#### WHAT YOU NEED TO DO
Transcribe the listing that follows in full, omitting pictures.

---------- RECORDS SUPPLIED ----------

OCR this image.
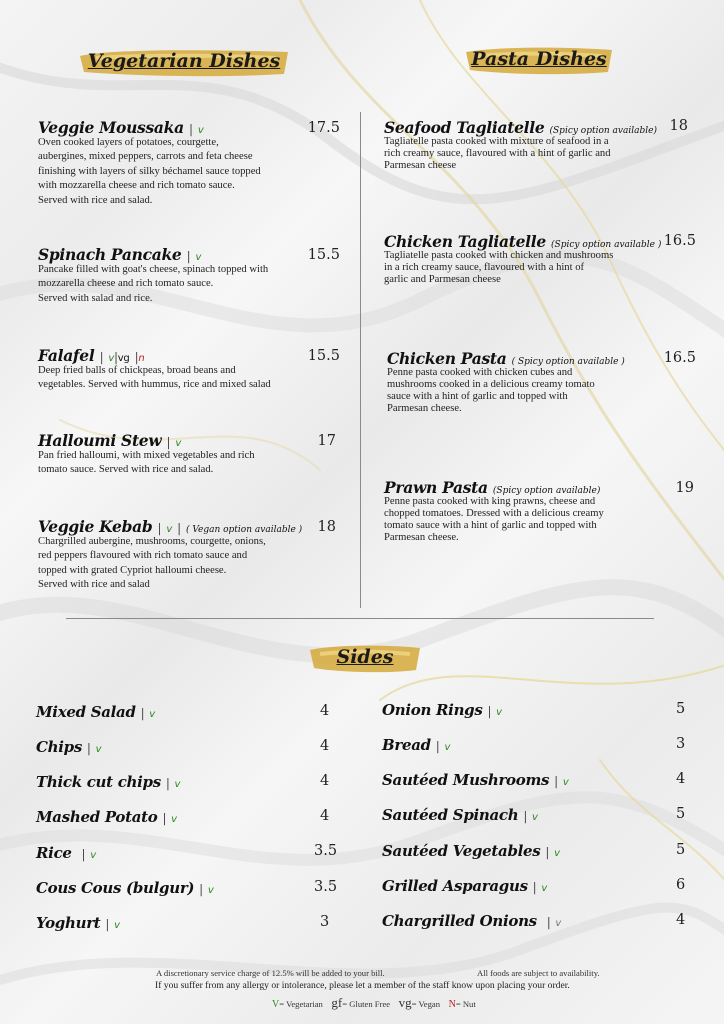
Vegetarian Dishes	Pasta Dishes
Sides
Veggie Moussaka | v
Oven cooked layers of potatoes, courgette,
aubergines, mixed peppers, carrots and feta cheese
finishing with layers of silky béchamel sauce topped
with mozzarella cheese and rich tomato sauce.
Served with rice and salad.
17.5
Spinach Pancake | v
Pancake filled with goat's cheese, spinach topped with
mozzarella cheese and rich tomato sauce.
Served with salad and rice.
15.5
Falafel | v|vg |n
Deep fried balls of chickpeas, broad beans and
vegetables. Served with hummus, rice and mixed salad
15.5
Halloumi Stew | v
Pan fried halloumi, with mixed vegetables and rich
tomato sauce. Served with rice and salad.
17
Veggie Kebab | v | ( Vegan option available )
Chargrilled aubergine, mushrooms, courgette, onions,
red peppers flavoured with rich tomato sauce and
topped with grated Cypriot halloumi cheese.
Served with rice and salad
18
Seafood Tagliatelle (Spicy option available)
Tagliatelle pasta cooked with mixture of seafood in a
rich creamy sauce, flavoured with a hint of garlic and
Parmesan cheese
18
Chicken Tagliatelle (Spicy option available )
Tagliatelle pasta cooked with chicken and mushrooms
in a rich creamy sauce, flavoured with a hint of
garlic and Parmesan cheese
16.5
Chicken Pasta ( Spicy option available )
Penne pasta cooked with chicken cubes and
mushrooms cooked in a delicious creamy tomato
sauce with a hint of garlic and topped with
Parmesan cheese.
16.5
Prawn Pasta (Spicy option available)
Penne pasta cooked with king prawns, cheese and
chopped tomatoes. Dressed with a delicious creamy
tomato sauce with a hint of garlic and topped with
Parmesan cheese.
19
Mixed Salad | v	4
Chips | v	4
Thick cut chips | v	4
Mashed Potato | v	4
Rice | v	3.5
Cous Cous (bulgur) | v	3.5
Yoghurt | v	3
Onion Rings | v	5
Bread | v	3
Sautéed Mushrooms | v	4
Sautéed Spinach | v	5
Sautéed Vegetables | v	5
Grilled Asparagus | v	6
Chargrilled Onions | v	4
A discretionary service charge of 12.5% will be added to your bill.	All foods are subject to availability.
If you suffer from any allergy or intolerance, please let a member of the staff know upon placing your order.
V= Vegetarian gf= Gluten Free vg= Vegan N= Nut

----------

#### SOLUTION TO THIS PROBLEM
OCR this image.
Vegetarian Dishes	Pasta Dishes
Sides
Veggie Moussaka | v
Oven cooked layers of potatoes, courgette,
aubergines, mixed peppers, carrots and feta cheese
finishing with layers of silky béchamel sauce topped
with mozzarella cheese and rich tomato sauce.
Served with rice and salad.
17.5
Spinach Pancake | v
Pancake filled with goat's cheese, spinach topped with
mozzarella cheese and rich tomato sauce.
Served with salad and rice.
15.5
Falafel | v|vg |n
Deep fried balls of chickpeas, broad beans and
vegetables. Served with hummus, rice and mixed salad
15.5
Halloumi Stew | v
Pan fried halloumi, with mixed vegetables and rich
tomato sauce. Served with rice and salad.
17
Veggie Kebab | v | ( Vegan option available )
Chargrilled aubergine, mushrooms, courgette, onions,
red peppers flavoured with rich tomato sauce and
topped with grated Cypriot halloumi cheese.
Served with rice and salad
18
Seafood Tagliatelle (Spicy option available)
Tagliatelle pasta cooked with mixture of seafood in a
rich creamy sauce, flavoured with a hint of garlic and
Parmesan cheese
18
Chicken Tagliatelle (Spicy option available )
Tagliatelle pasta cooked with chicken and mushrooms
in a rich creamy sauce, flavoured with a hint of
garlic and Parmesan cheese
16.5
Chicken Pasta ( Spicy option available )
Penne pasta cooked with chicken cubes and
mushrooms cooked in a delicious creamy tomato
sauce with a hint of garlic and topped with
Parmesan cheese.
16.5
Prawn Pasta (Spicy option available)
Penne pasta cooked with king prawns, cheese and
chopped tomatoes. Dressed with a delicious creamy
tomato sauce with a hint of garlic and topped with
Parmesan cheese.
19
Mixed Salad | v	4
Chips | v	4
Thick cut chips | v	4
Mashed Potato | v	4
Rice | v	3.5
Cous Cous (bulgur) | v	3.5
Yoghurt | v	3
Onion Rings | v	5
Bread | v	3
Sautéed Mushrooms | v	4
Sautéed Spinach | v	5
Sautéed Vegetables | v	5
Grilled Asparagus | v	6
Chargrilled Onions | v	4
A discretionary service charge of 12.5% will be added to your bill.	All foods are subject to availability.
If you suffer from any allergy or intolerance, please let a member of the staff know upon placing your order.
V= Vegetarian gf= Gluten Free vg= Vegan N= Nut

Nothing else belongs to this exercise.